Work instructions:
Convert each line of the rows below into a Markdown table with two columns, Index and Line, numbering the lines in order and omitting any blank lines.

(Dataset records)
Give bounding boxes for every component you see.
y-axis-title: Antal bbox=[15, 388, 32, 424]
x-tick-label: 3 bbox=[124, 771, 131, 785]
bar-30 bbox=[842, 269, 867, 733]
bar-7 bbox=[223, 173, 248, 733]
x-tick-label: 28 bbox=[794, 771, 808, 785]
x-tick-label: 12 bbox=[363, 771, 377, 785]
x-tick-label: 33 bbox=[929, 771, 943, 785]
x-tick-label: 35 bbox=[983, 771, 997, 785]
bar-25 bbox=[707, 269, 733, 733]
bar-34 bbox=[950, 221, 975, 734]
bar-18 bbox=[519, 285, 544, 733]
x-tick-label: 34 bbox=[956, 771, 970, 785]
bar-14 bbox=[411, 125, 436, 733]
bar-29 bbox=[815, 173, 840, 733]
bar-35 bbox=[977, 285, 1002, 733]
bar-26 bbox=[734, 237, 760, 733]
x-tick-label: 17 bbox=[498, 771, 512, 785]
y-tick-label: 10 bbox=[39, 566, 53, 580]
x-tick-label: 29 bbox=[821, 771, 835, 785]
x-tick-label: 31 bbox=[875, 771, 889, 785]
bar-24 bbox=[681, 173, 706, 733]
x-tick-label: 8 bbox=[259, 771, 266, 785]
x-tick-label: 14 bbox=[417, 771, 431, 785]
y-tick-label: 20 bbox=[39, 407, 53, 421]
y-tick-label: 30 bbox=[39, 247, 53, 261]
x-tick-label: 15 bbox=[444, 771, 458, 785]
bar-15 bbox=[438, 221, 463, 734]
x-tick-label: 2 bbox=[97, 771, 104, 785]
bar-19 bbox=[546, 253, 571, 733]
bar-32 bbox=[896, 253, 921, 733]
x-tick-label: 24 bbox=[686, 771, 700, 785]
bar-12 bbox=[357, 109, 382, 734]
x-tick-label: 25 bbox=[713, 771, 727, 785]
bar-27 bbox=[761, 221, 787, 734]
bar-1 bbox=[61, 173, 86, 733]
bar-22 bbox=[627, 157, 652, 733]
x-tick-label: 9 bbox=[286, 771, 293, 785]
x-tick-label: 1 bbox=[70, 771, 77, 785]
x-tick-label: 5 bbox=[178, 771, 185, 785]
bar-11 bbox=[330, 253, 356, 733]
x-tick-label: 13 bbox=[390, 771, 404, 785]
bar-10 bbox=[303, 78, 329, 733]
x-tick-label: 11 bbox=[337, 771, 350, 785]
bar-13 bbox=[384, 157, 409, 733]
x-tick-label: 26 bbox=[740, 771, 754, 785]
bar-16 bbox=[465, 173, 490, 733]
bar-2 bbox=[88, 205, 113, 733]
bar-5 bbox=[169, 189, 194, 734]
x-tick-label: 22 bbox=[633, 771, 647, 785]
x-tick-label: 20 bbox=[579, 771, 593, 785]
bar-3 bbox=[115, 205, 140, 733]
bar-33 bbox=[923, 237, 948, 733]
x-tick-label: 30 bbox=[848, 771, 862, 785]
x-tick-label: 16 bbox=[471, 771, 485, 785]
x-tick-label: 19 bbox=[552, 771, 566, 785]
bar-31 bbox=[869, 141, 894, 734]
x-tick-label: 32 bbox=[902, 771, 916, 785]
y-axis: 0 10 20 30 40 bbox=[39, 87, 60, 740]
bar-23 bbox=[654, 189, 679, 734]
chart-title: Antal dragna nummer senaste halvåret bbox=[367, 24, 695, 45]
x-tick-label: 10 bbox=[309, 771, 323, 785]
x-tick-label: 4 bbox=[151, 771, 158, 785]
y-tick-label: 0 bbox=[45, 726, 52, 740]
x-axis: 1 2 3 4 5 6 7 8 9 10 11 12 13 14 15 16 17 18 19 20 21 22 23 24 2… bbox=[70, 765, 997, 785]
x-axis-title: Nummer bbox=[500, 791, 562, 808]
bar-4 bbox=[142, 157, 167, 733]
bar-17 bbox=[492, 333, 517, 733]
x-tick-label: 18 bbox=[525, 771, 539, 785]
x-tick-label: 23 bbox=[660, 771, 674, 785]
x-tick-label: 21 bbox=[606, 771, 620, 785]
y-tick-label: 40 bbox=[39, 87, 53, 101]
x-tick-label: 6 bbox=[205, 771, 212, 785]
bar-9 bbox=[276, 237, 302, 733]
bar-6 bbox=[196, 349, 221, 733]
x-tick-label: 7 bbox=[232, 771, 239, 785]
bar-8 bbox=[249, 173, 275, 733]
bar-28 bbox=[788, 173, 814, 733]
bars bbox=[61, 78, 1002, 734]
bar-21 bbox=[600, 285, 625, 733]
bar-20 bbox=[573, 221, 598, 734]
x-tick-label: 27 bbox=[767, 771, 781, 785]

The answer:
| Index | Line |
|---|---|
| 1 | Give bounding boxes for every component you see. |
| 2 | y-axis-title: Antal bbox=[15, 388, 32, 424] |
| 3 | x-tick-label: 3 bbox=[124, 771, 131, 785] |
| 4 | bar-30 bbox=[842, 269, 867, 733] |
| 5 | bar-7 bbox=[223, 173, 248, 733] |
| 6 | x-tick-label: 28 bbox=[794, 771, 808, 785] |
| 7 | x-tick-label: 12 bbox=[363, 771, 377, 785] |
| 8 | x-tick-label: 33 bbox=[929, 771, 943, 785] |
| 9 | x-tick-label: 35 bbox=[983, 771, 997, 785] |
| 10 | bar-25 bbox=[707, 269, 733, 733] |
| 11 | bar-34 bbox=[950, 221, 975, 734] |
| 12 | bar-18 bbox=[519, 285, 544, 733] |
| 13 | x-tick-label: 34 bbox=[956, 771, 970, 785] |
| 14 | bar-14 bbox=[411, 125, 436, 733] |
| 15 | bar-29 bbox=[815, 173, 840, 733] |
| 16 | bar-35 bbox=[977, 285, 1002, 733] |
| 17 | bar-26 bbox=[734, 237, 760, 733] |
| 18 | x-tick-label: 17 bbox=[498, 771, 512, 785] |
| 19 | y-tick-label: 10 bbox=[39, 566, 53, 580] |
| 20 | x-tick-label: 29 bbox=[821, 771, 835, 785] |
| 21 | x-tick-label: 31 bbox=[875, 771, 889, 785] |
| 22 | bar-24 bbox=[681, 173, 706, 733] |
| 23 | x-tick-label: 8 bbox=[259, 771, 266, 785] |
| 24 | x-tick-label: 14 bbox=[417, 771, 431, 785] |
| 25 | y-tick-label: 20 bbox=[39, 407, 53, 421] |
| 26 | y-tick-label: 30 bbox=[39, 247, 53, 261] |
| 27 | x-tick-label: 15 bbox=[444, 771, 458, 785] |
| 28 | bar-15 bbox=[438, 221, 463, 734] |
| 29 | x-tick-label: 2 bbox=[97, 771, 104, 785] |
| 30 | bar-19 bbox=[546, 253, 571, 733] |
| 31 | bar-32 bbox=[896, 253, 921, 733] |
| 32 | x-tick-label: 24 bbox=[686, 771, 700, 785] |
| 33 | bar-12 bbox=[357, 109, 382, 734] |
| 34 | x-tick-label: 25 bbox=[713, 771, 727, 785] |
| 35 | bar-27 bbox=[761, 221, 787, 734] |
| 36 | bar-1 bbox=[61, 173, 86, 733] |
| 37 | bar-22 bbox=[627, 157, 652, 733] |
| 38 | x-tick-label: 9 bbox=[286, 771, 293, 785] |
| 39 | x-tick-label: 1 bbox=[70, 771, 77, 785] |
| 40 | x-tick-label: 5 bbox=[178, 771, 185, 785] |
| 41 | bar-11 bbox=[330, 253, 356, 733] |
| 42 | x-tick-label: 13 bbox=[390, 771, 404, 785] |
| 43 | bar-10 bbox=[303, 78, 329, 733] |
| 44 | x-tick-label: 11 bbox=[337, 771, 350, 785] |
| 45 | bar-13 bbox=[384, 157, 409, 733] |
| 46 | x-tick-label: 26 bbox=[740, 771, 754, 785] |
| 47 | bar-16 bbox=[465, 173, 490, 733] |
| 48 | bar-2 bbox=[88, 205, 113, 733] |
| 49 | bar-5 bbox=[169, 189, 194, 734] |
| 50 | x-tick-label: 22 bbox=[633, 771, 647, 785] |
| 51 | x-tick-label: 20 bbox=[579, 771, 593, 785] |
| 52 | bar-3 bbox=[115, 205, 140, 733] |
| 53 | bar-33 bbox=[923, 237, 948, 733] |
| 54 | x-tick-label: 30 bbox=[848, 771, 862, 785] |
| 55 | x-tick-label: 16 bbox=[471, 771, 485, 785] |
| 56 | x-tick-label: 19 bbox=[552, 771, 566, 785] |
| 57 | bar-31 bbox=[869, 141, 894, 734] |
| 58 | x-tick-label: 32 bbox=[902, 771, 916, 785] |
| 59 | y-axis: 0 10 20 30 40 bbox=[39, 87, 60, 740] |
| 60 | bar-23 bbox=[654, 189, 679, 734] |
| 61 | chart-title: Antal dragna nummer senaste halvåret bbox=[367, 24, 695, 45] |
| 62 | x-tick-label: 10 bbox=[309, 771, 323, 785] |
| 63 | x-tick-label: 4 bbox=[151, 771, 158, 785] |
| 64 | y-tick-label: 0 bbox=[45, 726, 52, 740] |
| 65 | x-axis: 1 2 3 4 5 6 7 8 9 10 11 12 13 14 15 16 17 18 19 20 21 22 23 24 2… bbox=[70, 765, 997, 785] |
| 66 | x-axis-title: Nummer bbox=[500, 791, 562, 808] |
| 67 | bar-4 bbox=[142, 157, 167, 733] |
| 68 | bar-17 bbox=[492, 333, 517, 733] |
| 69 | x-tick-label: 18 bbox=[525, 771, 539, 785] |
| 70 | x-tick-label: 23 bbox=[660, 771, 674, 785] |
| 71 | x-tick-label: 21 bbox=[606, 771, 620, 785] |
| 72 | y-tick-label: 40 bbox=[39, 87, 53, 101] |
| 73 | x-tick-label: 6 bbox=[205, 771, 212, 785] |
| 74 | bar-9 bbox=[276, 237, 302, 733] |
| 75 | bar-6 bbox=[196, 349, 221, 733] |
| 76 | x-tick-label: 7 bbox=[232, 771, 239, 785] |
| 77 | bar-8 bbox=[249, 173, 275, 733] |
| 78 | bar-28 bbox=[788, 173, 814, 733] |
| 79 | bars bbox=[61, 78, 1002, 734] |
| 80 | bar-21 bbox=[600, 285, 625, 733] |
| 81 | bar-20 bbox=[573, 221, 598, 734] |
| 82 | x-tick-label: 27 bbox=[767, 771, 781, 785] |